Records excerpted from a collection:
>> begin

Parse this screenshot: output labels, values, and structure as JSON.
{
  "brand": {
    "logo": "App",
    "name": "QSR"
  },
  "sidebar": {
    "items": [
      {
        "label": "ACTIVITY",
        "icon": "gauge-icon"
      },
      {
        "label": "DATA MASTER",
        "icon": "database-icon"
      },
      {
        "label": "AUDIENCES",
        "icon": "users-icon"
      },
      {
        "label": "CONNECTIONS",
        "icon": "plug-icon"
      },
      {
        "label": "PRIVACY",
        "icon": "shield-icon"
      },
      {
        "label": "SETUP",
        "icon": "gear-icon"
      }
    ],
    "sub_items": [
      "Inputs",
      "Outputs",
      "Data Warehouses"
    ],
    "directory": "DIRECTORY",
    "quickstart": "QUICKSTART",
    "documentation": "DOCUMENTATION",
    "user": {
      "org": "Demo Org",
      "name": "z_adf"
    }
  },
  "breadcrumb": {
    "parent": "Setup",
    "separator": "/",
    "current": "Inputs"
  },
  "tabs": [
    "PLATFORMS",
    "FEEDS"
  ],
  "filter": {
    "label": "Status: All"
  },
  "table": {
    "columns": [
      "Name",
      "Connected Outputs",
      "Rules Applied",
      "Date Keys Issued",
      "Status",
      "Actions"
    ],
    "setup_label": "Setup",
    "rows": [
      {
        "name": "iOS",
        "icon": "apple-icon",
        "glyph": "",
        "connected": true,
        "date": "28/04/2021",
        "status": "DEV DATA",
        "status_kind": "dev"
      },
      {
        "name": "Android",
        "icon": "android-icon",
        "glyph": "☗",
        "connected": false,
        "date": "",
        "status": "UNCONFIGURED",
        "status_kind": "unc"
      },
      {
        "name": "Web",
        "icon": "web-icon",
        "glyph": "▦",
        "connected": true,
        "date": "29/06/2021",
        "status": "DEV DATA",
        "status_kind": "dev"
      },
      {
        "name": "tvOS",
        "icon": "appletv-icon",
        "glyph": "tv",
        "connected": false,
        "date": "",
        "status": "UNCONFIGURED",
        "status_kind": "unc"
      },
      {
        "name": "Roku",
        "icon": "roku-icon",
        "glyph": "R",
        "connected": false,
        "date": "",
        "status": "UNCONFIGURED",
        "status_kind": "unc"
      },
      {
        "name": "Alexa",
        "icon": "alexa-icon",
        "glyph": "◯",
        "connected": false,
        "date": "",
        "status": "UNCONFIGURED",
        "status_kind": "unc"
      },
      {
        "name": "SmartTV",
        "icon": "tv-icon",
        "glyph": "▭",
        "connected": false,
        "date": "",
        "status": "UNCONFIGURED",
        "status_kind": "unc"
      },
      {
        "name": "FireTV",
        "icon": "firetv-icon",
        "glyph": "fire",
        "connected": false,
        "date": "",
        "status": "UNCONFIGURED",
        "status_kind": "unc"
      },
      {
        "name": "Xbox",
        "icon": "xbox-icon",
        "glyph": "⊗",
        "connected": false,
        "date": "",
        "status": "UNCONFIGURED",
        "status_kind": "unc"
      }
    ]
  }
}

>> end

Given request:
Repeat every record, keeping each word and mark exactly as it is.

Output for this exercise:
Parse this screenshot: output labels, values, and structure as JSON.
{
  "brand": {
    "logo": "App",
    "name": "QSR"
  },
  "sidebar": {
    "items": [
      {
        "label": "ACTIVITY",
        "icon": "gauge-icon"
      },
      {
        "label": "DATA MASTER",
        "icon": "database-icon"
      },
      {
        "label": "AUDIENCES",
        "icon": "users-icon"
      },
      {
        "label": "CONNECTIONS",
        "icon": "plug-icon"
      },
      {
        "label": "PRIVACY",
        "icon": "shield-icon"
      },
      {
        "label": "SETUP",
        "icon": "gear-icon"
      }
    ],
    "sub_items": [
      "Inputs",
      "Outputs",
      "Data Warehouses"
    ],
    "directory": "DIRECTORY",
    "quickstart": "QUICKSTART",
    "documentation": "DOCUMENTATION",
    "user": {
      "org": "Demo Org",
      "name": "z_adf"
    }
  },
  "breadcrumb": {
    "parent": "Setup",
    "separator": "/",
    "current": "Inputs"
  },
  "tabs": [
    "PLATFORMS",
    "FEEDS"
  ],
  "filter": {
    "label": "Status: All"
  },
  "table": {
    "columns": [
      "Name",
      "Connected Outputs",
      "Rules Applied",
      "Date Keys Issued",
      "Status",
      "Actions"
    ],
    "setup_label": "Setup",
    "rows": [
      {
        "name": "iOS",
        "icon": "apple-icon",
        "glyph": "",
        "connected": true,
        "date": "28/04/2021",
        "status": "DEV DATA",
        "status_kind": "dev"
      },
      {
        "name": "Android",
        "icon": "android-icon",
        "glyph": "☗",
        "connected": false,
        "date": "",
        "status": "UNCONFIGURED",
        "status_kind": "unc"
      },
      {
        "name": "Web",
        "icon": "web-icon",
        "glyph": "▦",
        "connected": true,
        "date": "29/06/2021",
        "status": "DEV DATA",
        "status_kind": "dev"
      },
      {
        "name": "tvOS",
        "icon": "appletv-icon",
        "glyph": "tv",
        "connected": false,
        "date": "",
        "status": "UNCONFIGURED",
        "status_kind": "unc"
      },
      {
        "name": "Roku",
        "icon": "roku-icon",
        "glyph": "R",
        "connected": false,
        "date": "",
        "status": "UNCONFIGURED",
        "status_kind": "unc"
      },
      {
        "name": "Alexa",
        "icon": "alexa-icon",
        "glyph": "◯",
        "connected": false,
        "date": "",
        "status": "UNCONFIGURED",
        "status_kind": "unc"
      },
      {
        "name": "SmartTV",
        "icon": "tv-icon",
        "glyph": "▭",
        "connected": false,
        "date": "",
        "status": "UNCONFIGURED",
        "status_kind": "unc"
      },
      {
        "name": "FireTV",
        "icon": "firetv-icon",
        "glyph": "fire",
        "connected": false,
        "date": "",
        "status": "UNCONFIGURED",
        "status_kind": "unc"
      },
      {
        "name": "Xbox",
        "icon": "xbox-icon",
        "glyph": "⊗",
        "connected": false,
        "date": "",
        "status": "UNCONFIGURED",
        "status_kind": "unc"
      }
    ]
  }
}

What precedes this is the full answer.